### Exercise objective
Each line below with the string "community" should be copied.

Segment Start: Source data

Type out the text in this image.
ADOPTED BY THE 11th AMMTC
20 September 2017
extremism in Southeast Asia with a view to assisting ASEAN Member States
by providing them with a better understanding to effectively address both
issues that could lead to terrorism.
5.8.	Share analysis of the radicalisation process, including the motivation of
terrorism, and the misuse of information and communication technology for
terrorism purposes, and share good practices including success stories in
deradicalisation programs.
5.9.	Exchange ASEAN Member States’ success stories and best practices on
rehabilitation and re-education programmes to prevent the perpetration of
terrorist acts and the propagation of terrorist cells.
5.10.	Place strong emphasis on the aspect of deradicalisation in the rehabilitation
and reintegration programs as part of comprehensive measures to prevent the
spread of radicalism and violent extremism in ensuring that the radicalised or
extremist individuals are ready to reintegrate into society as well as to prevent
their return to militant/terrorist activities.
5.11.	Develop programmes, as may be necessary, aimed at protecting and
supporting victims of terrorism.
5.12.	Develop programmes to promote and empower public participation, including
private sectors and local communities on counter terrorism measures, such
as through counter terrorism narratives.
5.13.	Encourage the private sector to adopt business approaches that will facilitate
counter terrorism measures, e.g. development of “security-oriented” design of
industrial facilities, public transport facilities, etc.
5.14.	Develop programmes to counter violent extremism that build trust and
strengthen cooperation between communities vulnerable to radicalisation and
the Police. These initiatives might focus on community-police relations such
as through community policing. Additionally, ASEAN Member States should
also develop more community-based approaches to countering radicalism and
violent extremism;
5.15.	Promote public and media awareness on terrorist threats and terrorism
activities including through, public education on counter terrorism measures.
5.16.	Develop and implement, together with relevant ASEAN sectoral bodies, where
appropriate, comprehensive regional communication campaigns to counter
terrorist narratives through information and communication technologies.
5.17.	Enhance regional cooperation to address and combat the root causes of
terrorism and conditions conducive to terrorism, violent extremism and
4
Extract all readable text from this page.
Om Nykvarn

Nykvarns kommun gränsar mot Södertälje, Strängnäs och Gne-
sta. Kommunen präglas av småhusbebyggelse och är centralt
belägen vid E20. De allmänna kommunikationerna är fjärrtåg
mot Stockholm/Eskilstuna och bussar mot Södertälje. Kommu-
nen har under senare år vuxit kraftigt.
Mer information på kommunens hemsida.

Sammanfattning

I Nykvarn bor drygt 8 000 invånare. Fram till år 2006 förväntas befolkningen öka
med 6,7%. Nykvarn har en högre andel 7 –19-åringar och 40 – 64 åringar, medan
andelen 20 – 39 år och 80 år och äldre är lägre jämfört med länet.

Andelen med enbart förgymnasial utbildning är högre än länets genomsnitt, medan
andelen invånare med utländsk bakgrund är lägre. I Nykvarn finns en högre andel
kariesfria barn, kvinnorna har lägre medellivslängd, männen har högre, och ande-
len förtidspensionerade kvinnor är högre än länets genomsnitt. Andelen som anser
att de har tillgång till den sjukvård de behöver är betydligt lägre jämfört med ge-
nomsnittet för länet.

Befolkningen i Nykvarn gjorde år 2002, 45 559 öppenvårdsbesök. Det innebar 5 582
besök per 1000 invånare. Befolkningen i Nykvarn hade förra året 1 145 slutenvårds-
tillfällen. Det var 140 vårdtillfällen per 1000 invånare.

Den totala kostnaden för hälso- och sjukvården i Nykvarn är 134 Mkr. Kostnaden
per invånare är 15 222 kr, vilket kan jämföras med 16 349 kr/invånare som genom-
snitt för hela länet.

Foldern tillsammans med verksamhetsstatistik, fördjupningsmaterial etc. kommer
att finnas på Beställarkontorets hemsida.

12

Segment End: Source data

### Task output
the Police. These initiatives might focus on community-police relations such
as through community policing. Additionally, ASEAN Member States should
also develop more community-based approaches to countering radicalism and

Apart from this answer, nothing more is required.